[Stored records]
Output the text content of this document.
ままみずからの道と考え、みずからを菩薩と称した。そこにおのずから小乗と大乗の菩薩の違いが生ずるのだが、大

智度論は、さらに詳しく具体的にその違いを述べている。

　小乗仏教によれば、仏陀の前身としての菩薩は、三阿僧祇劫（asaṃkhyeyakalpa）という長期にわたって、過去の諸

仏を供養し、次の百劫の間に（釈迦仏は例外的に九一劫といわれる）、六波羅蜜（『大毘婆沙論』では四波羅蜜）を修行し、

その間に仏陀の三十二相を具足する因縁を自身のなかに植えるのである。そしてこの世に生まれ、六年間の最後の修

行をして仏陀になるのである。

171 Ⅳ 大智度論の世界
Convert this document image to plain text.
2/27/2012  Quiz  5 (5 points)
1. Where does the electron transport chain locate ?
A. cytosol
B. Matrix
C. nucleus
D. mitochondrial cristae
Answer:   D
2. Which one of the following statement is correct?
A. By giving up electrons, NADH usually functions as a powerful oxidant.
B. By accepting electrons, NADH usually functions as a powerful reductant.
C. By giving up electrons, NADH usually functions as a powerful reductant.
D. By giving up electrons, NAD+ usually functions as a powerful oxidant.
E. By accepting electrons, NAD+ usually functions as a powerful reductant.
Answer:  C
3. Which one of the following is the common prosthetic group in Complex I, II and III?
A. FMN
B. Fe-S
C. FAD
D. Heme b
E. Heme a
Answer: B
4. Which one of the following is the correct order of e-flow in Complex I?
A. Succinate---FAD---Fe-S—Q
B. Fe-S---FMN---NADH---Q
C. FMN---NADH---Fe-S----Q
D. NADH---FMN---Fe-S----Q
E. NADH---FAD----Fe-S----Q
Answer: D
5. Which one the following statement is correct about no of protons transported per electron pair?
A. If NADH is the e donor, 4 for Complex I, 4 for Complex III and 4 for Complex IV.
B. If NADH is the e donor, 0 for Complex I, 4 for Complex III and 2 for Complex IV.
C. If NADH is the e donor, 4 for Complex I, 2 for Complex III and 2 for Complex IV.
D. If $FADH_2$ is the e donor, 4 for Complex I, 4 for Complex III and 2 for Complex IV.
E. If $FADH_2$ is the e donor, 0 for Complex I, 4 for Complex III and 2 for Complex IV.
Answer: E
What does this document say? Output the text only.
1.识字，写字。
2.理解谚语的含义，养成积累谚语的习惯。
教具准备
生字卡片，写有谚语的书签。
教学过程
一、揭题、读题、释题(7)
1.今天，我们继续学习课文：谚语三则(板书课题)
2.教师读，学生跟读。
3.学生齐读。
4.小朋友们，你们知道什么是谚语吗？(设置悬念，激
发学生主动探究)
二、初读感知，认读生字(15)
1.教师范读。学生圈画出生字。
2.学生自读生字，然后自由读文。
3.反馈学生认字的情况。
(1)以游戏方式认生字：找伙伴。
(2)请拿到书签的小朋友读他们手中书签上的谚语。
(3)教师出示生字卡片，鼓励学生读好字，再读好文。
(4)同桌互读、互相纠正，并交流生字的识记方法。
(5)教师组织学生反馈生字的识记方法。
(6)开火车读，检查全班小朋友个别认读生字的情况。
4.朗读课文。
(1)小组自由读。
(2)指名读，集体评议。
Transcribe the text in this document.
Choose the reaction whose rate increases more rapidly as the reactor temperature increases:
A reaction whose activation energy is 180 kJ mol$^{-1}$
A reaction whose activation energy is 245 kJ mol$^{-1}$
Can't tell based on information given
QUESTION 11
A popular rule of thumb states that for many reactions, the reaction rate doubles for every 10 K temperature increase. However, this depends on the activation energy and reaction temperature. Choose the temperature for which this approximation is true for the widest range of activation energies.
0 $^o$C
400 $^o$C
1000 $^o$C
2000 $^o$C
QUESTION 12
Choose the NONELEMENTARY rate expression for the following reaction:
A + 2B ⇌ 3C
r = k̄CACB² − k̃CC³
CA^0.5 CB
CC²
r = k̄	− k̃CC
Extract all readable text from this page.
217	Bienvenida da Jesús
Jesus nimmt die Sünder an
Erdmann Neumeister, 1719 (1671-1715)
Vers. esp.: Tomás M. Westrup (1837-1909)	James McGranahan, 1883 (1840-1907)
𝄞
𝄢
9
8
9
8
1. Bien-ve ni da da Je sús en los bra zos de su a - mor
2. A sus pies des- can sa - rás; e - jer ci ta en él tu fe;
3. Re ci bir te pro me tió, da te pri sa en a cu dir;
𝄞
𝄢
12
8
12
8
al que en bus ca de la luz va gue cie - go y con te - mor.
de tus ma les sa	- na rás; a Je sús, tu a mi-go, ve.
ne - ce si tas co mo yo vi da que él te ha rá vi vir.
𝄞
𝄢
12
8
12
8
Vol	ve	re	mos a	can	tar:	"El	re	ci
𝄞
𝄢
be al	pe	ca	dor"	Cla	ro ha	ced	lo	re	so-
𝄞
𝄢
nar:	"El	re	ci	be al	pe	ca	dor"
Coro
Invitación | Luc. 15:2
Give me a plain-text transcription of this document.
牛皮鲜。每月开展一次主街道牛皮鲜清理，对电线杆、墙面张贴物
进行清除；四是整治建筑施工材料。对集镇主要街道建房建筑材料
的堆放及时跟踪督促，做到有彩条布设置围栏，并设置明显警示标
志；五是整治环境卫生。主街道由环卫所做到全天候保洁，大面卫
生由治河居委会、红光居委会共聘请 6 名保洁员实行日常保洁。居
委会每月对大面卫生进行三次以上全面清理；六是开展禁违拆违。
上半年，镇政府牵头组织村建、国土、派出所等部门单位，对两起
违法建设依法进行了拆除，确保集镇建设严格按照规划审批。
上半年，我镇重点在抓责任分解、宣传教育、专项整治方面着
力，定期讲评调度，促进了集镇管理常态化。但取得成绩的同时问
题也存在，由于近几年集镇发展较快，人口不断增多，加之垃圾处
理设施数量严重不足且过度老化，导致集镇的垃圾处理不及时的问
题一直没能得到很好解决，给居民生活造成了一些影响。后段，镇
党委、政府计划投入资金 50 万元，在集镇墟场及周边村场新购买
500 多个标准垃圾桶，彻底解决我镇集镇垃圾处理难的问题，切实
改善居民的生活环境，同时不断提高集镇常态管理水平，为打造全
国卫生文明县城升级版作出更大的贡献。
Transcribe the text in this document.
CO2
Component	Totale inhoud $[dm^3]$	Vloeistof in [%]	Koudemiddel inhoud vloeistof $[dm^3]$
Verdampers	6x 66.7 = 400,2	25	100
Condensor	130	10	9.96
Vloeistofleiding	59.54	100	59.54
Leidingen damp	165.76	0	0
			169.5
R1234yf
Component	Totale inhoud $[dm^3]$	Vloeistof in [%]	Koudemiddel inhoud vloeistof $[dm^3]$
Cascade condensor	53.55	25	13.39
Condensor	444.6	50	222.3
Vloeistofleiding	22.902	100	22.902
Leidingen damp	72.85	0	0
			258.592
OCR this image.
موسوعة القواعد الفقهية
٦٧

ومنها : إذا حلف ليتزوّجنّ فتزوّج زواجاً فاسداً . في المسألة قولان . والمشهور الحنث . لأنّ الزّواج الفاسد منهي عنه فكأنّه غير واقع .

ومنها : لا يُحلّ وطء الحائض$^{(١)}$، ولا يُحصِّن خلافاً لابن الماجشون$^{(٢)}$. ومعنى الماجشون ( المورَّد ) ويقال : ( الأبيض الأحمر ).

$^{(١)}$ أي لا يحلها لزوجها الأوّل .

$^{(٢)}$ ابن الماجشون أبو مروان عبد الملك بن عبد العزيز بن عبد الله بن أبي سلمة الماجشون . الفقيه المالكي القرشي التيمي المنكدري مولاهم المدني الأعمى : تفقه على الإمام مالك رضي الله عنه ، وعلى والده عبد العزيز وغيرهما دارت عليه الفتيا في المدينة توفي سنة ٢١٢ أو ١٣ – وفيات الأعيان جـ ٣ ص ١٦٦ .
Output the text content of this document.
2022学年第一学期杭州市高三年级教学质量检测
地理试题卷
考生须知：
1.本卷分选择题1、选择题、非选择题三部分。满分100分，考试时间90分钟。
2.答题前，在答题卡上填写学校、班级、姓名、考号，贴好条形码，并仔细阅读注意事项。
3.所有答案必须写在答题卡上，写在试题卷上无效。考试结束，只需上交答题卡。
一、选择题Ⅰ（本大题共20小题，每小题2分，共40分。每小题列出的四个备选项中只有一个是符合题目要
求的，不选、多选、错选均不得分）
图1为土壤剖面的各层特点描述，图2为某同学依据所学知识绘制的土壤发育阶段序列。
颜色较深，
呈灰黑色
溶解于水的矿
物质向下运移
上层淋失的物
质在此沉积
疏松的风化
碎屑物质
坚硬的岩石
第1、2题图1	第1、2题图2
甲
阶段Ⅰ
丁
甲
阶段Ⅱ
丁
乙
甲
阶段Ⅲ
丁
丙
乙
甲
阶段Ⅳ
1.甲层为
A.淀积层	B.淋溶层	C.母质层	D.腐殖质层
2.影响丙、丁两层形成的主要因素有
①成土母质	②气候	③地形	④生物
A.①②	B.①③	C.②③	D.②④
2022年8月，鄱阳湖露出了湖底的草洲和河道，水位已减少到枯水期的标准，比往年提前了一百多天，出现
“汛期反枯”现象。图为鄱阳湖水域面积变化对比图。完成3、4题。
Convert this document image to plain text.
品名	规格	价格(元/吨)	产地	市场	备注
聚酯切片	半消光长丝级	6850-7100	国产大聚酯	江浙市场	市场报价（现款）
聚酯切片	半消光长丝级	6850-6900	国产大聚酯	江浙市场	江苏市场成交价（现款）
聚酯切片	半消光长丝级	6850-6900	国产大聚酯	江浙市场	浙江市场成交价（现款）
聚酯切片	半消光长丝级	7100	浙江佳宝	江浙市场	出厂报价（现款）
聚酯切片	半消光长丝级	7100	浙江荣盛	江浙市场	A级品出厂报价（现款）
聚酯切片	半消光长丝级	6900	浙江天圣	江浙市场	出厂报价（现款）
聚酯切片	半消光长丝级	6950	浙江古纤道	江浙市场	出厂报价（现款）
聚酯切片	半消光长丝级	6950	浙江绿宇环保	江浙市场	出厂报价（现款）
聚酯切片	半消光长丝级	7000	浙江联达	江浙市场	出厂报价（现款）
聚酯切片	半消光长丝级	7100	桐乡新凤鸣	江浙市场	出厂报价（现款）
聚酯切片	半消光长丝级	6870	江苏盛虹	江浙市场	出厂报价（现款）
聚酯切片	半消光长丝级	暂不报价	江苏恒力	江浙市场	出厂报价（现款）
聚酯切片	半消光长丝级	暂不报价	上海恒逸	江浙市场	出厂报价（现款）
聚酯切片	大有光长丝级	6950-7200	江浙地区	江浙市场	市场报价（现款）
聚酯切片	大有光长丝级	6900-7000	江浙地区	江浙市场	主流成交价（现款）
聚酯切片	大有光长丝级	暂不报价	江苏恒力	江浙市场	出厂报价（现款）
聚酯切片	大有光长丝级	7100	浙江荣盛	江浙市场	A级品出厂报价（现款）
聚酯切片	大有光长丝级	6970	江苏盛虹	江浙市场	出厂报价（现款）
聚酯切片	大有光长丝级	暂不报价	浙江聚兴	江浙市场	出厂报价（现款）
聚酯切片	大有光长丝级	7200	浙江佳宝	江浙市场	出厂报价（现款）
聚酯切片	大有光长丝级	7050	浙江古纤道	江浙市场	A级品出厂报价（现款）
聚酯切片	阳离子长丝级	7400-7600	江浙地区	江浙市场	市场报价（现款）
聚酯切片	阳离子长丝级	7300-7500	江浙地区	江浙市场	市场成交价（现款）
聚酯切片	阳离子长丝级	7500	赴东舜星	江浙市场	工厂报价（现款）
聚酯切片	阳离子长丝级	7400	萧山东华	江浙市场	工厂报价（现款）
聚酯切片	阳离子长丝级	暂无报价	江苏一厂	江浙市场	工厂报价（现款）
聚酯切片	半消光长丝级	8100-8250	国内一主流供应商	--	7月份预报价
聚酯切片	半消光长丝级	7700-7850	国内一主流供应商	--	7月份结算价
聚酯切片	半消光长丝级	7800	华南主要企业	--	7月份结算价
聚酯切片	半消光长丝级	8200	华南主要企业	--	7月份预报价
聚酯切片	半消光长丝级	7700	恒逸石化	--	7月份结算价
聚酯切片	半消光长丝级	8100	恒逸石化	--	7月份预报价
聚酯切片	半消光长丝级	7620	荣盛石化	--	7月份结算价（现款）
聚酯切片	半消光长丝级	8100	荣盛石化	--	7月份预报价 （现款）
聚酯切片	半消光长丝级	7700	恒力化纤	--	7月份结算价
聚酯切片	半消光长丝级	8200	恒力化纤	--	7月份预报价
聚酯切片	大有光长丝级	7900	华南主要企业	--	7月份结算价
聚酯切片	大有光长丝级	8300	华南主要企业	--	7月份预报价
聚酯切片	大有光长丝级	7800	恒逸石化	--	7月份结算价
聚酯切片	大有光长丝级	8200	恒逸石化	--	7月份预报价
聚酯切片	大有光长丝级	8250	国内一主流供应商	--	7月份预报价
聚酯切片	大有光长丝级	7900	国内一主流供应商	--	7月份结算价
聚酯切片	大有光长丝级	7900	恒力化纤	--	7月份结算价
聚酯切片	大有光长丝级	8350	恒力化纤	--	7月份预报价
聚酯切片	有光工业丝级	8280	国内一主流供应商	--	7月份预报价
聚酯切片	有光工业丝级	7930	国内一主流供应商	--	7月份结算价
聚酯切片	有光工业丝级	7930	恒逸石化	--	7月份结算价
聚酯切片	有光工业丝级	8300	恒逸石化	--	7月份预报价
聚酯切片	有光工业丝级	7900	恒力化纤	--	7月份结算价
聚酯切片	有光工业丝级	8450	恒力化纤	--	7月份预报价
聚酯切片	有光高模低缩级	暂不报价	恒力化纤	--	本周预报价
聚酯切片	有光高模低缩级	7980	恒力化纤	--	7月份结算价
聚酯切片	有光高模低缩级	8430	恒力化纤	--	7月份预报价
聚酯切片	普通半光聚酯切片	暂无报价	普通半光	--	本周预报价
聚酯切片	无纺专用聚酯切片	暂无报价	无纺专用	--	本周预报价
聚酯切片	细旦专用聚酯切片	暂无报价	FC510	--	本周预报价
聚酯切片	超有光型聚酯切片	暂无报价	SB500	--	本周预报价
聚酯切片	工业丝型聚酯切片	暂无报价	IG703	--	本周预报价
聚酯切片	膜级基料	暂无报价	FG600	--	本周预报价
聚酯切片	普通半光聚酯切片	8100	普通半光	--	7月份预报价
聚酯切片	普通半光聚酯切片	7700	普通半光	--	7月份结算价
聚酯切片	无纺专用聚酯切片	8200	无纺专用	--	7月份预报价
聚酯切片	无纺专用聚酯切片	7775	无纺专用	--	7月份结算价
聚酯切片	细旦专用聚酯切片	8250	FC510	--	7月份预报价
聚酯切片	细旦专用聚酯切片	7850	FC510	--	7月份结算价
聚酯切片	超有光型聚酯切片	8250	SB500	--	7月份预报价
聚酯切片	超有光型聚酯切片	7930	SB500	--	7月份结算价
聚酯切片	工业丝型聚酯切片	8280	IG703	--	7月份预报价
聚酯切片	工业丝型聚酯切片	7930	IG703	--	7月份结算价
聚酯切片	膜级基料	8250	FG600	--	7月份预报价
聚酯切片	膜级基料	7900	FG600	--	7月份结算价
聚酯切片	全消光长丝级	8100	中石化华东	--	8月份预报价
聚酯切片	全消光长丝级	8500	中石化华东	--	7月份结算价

> [The exercise] From the listing above, copy every line that includes the word "工厂报价".

> [Solution to the exercise]
聚酯切片	阳离子长丝级	7500	赴东舜星	江浙市场	工厂报价（现款）
聚酯切片	阳离子长丝级	7400	萧山东华	江浙市场	工厂报价（现款）
聚酯切片	阳离子长丝级	暂无报价	江苏一厂	江浙市场	工厂报价（现款）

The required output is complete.